------ ENTRIES SHOWN
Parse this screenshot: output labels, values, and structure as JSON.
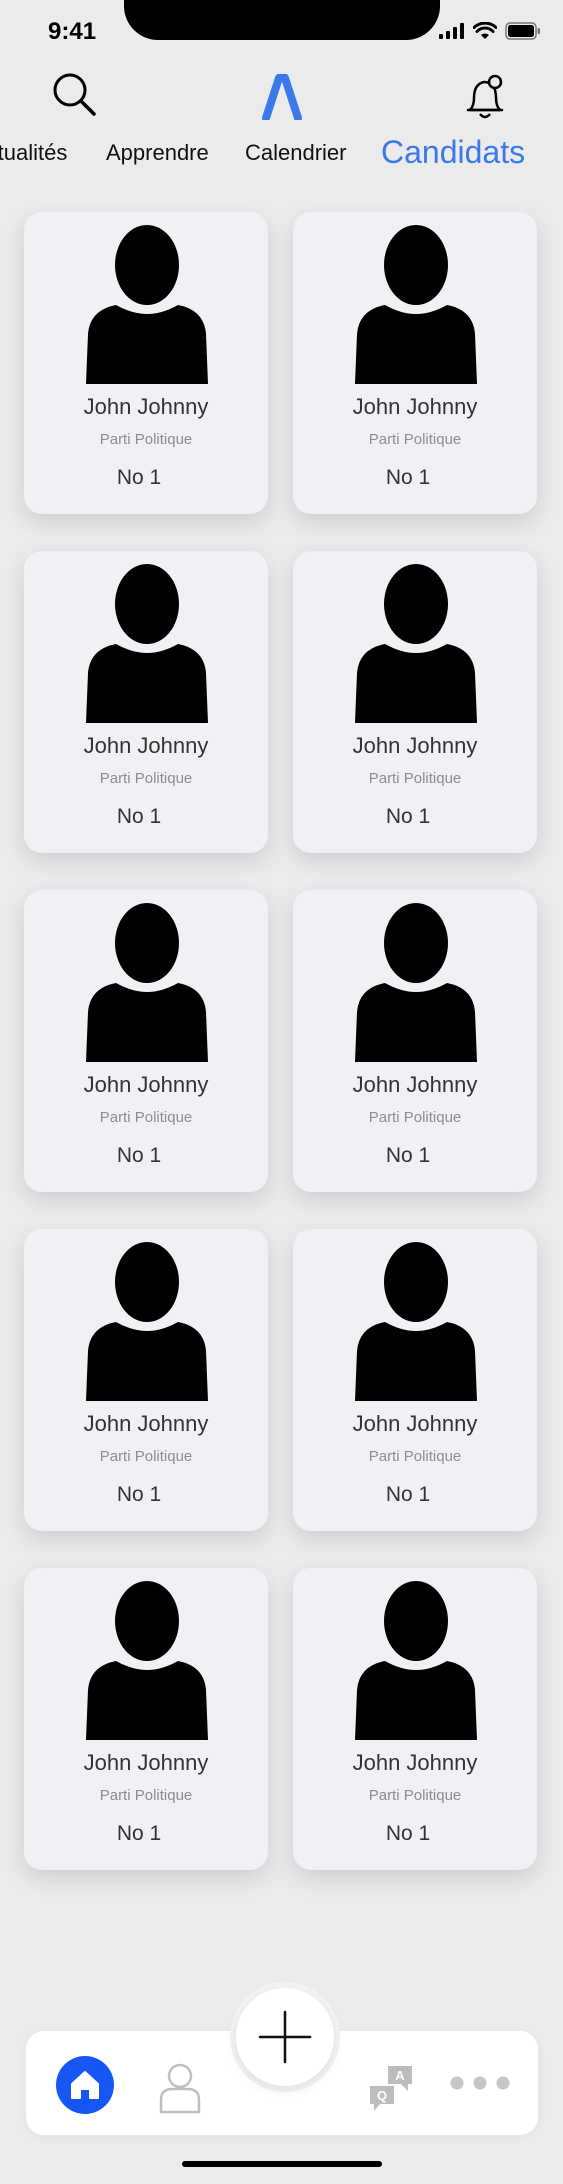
{
  "status_bar": {
    "time": "9:41"
  },
  "nav_tabs": [
    {
      "label": "Actualités",
      "active": false
    },
    {
      "label": "Apprendre",
      "active": false
    },
    {
      "label": "Calendrier",
      "active": false
    },
    {
      "label": "Candidats",
      "active": true
    }
  ],
  "candidates": [
    {
      "name": "John Johnny",
      "party": "Parti Politique",
      "number": "No 1"
    },
    {
      "name": "John Johnny",
      "party": "Parti Politique",
      "number": "No 1"
    },
    {
      "name": "John Johnny",
      "party": "Parti Politique",
      "number": "No 1"
    },
    {
      "name": "John Johnny",
      "party": "Parti Politique",
      "number": "No 1"
    },
    {
      "name": "John Johnny",
      "party": "Parti Politique",
      "number": "No 1"
    },
    {
      "name": "John Johnny",
      "party": "Parti Politique",
      "number": "No 1"
    },
    {
      "name": "John Johnny",
      "party": "Parti Politique",
      "number": "No 1"
    },
    {
      "name": "John Johnny",
      "party": "Parti Politique",
      "number": "No 1"
    },
    {
      "name": "John Johnny",
      "party": "Parti Politique",
      "number": "No 1"
    },
    {
      "name": "John Johnny",
      "party": "Parti Politique",
      "number": "No 1"
    }
  ],
  "bottom_nav": {
    "items": [
      "home-icon",
      "profile-icon",
      "qa-icon",
      "more-icon"
    ],
    "qa_question_letter": "Q",
    "qa_answer_letter": "A"
  },
  "colors": {
    "accent": "#3b79ea",
    "home_button": "#1656f5",
    "card_bg": "#f1f1f5"
  }
}
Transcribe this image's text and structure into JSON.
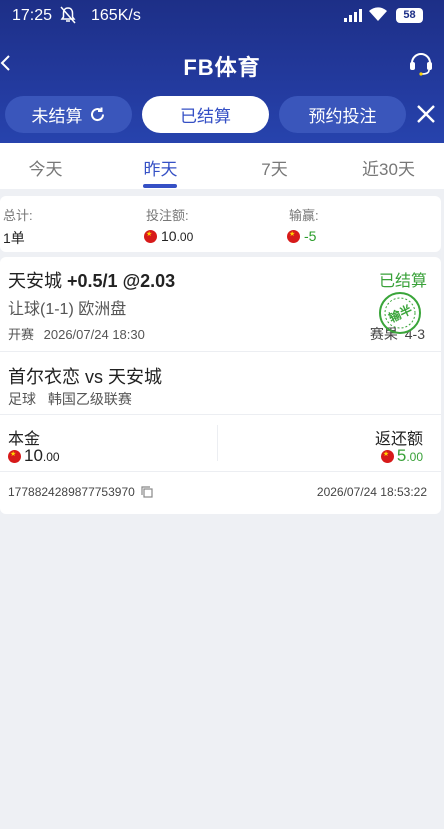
{
  "status_bar": {
    "time": "17:25",
    "speed": "165K/s",
    "battery": "58"
  },
  "header": {
    "title": "FB体育"
  },
  "segments": [
    {
      "label": "未结算"
    },
    {
      "label": "已结算"
    },
    {
      "label": "预约投注"
    }
  ],
  "date_tabs": [
    "今天",
    "昨天",
    "7天",
    "近30天"
  ],
  "summary": {
    "total_label": "总计:",
    "total_value": "1单",
    "stake_label": "投注额:",
    "stake_int": "10",
    "stake_dec": ".00",
    "winloss_label": "输赢:",
    "winloss_value": "-5"
  },
  "bet": {
    "team": "天安城",
    "odds_text": "+0.5/1 @2.03",
    "status": "已结算",
    "market": "让球(1-1) 欧洲盘",
    "start_label": "开赛",
    "start_time": "2026/07/24 18:30",
    "score_label": "赛果",
    "score": "4-3",
    "stamp_text": "输半",
    "match": "首尔衣恋 vs 天安城",
    "sport": "足球",
    "league": "韩国乙级联赛",
    "principal_label": "本金",
    "principal_int": "10",
    "principal_dec": ".00",
    "return_label": "返还额",
    "return_int": "5",
    "return_dec": ".00",
    "order_id": "1778824289877753970",
    "settle_time": "2026/07/24 18:53:22"
  }
}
------------
▸ **EXERCISE AIM**: Give again the lines from the line that contains "Transcribe this image's" through the last line of the material above, exactly and with both ends included. Omit the pictures.

▸ **THE REPLY**:
Transcribe this image's text and structure into JSON.
{
  "status_bar": {
    "time": "17:25",
    "speed": "165K/s",
    "battery": "58"
  },
  "header": {
    "title": "FB体育"
  },
  "segments": [
    {
      "label": "未结算"
    },
    {
      "label": "已结算"
    },
    {
      "label": "预约投注"
    }
  ],
  "date_tabs": [
    "今天",
    "昨天",
    "7天",
    "近30天"
  ],
  "summary": {
    "total_label": "总计:",
    "total_value": "1单",
    "stake_label": "投注额:",
    "stake_int": "10",
    "stake_dec": ".00",
    "winloss_label": "输赢:",
    "winloss_value": "-5"
  },
  "bet": {
    "team": "天安城",
    "odds_text": "+0.5/1 @2.03",
    "status": "已结算",
    "market": "让球(1-1) 欧洲盘",
    "start_label": "开赛",
    "start_time": "2026/07/24 18:30",
    "score_label": "赛果",
    "score": "4-3",
    "stamp_text": "输半",
    "match": "首尔衣恋 vs 天安城",
    "sport": "足球",
    "league": "韩国乙级联赛",
    "principal_label": "本金",
    "principal_int": "10",
    "principal_dec": ".00",
    "return_label": "返还额",
    "return_int": "5",
    "return_dec": ".00",
    "order_id": "1778824289877753970",
    "settle_time": "2026/07/24 18:53:22"
  }
}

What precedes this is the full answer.